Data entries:
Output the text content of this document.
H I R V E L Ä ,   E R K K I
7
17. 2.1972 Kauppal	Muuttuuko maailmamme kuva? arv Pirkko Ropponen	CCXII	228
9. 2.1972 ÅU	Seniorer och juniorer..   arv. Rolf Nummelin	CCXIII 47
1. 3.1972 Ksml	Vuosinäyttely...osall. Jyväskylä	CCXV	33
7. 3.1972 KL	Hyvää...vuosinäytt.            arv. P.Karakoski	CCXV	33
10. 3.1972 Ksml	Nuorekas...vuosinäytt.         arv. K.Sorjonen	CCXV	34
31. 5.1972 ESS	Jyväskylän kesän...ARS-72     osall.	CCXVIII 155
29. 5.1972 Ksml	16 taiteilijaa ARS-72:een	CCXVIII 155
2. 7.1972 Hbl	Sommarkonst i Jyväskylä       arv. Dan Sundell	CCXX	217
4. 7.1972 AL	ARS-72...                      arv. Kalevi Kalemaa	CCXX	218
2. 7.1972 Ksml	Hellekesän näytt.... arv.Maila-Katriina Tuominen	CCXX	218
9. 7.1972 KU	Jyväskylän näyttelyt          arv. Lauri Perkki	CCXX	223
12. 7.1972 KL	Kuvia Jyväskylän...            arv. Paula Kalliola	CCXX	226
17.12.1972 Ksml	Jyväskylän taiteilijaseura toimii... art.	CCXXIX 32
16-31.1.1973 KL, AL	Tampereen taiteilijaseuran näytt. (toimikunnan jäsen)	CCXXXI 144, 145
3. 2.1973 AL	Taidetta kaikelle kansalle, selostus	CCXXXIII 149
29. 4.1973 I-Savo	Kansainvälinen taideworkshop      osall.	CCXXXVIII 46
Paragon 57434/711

DIRECTION: From the data above, extract every line in its exact form.

ANSWER:
Output the text content of this document.
H I R V E L Ä ,   E R K K I
7
17. 2.1972 Kauppal	Muuttuuko maailmamme kuva? arv Pirkko Ropponen	CCXII	228
9. 2.1972 ÅU	Seniorer och juniorer..   arv. Rolf Nummelin	CCXIII 47
1. 3.1972 Ksml	Vuosinäyttely...osall. Jyväskylä	CCXV	33
7. 3.1972 KL	Hyvää...vuosinäytt.            arv. P.Karakoski	CCXV	33
10. 3.1972 Ksml	Nuorekas...vuosinäytt.         arv. K.Sorjonen	CCXV	34
31. 5.1972 ESS	Jyväskylän kesän...ARS-72     osall.	CCXVIII 155
29. 5.1972 Ksml	16 taiteilijaa ARS-72:een	CCXVIII 155
2. 7.1972 Hbl	Sommarkonst i Jyväskylä       arv. Dan Sundell	CCXX	217
4. 7.1972 AL	ARS-72...                      arv. Kalevi Kalemaa	CCXX	218
2. 7.1972 Ksml	Hellekesän näytt.... arv.Maila-Katriina Tuominen	CCXX	218
9. 7.1972 KU	Jyväskylän näyttelyt          arv. Lauri Perkki	CCXX	223
12. 7.1972 KL	Kuvia Jyväskylän...            arv. Paula Kalliola	CCXX	226
17.12.1972 Ksml	Jyväskylän taiteilijaseura toimii... art.	CCXXIX 32
16-31.1.1973 KL, AL	Tampereen taiteilijaseuran näytt. (toimikunnan jäsen)	CCXXXI 144, 145
3. 2.1973 AL	Taidetta kaikelle kansalle, selostus	CCXXXIII 149
29. 4.1973 I-Savo	Kansainvälinen taideworkshop      osall.	CCXXXVIII 46
Paragon 57434/711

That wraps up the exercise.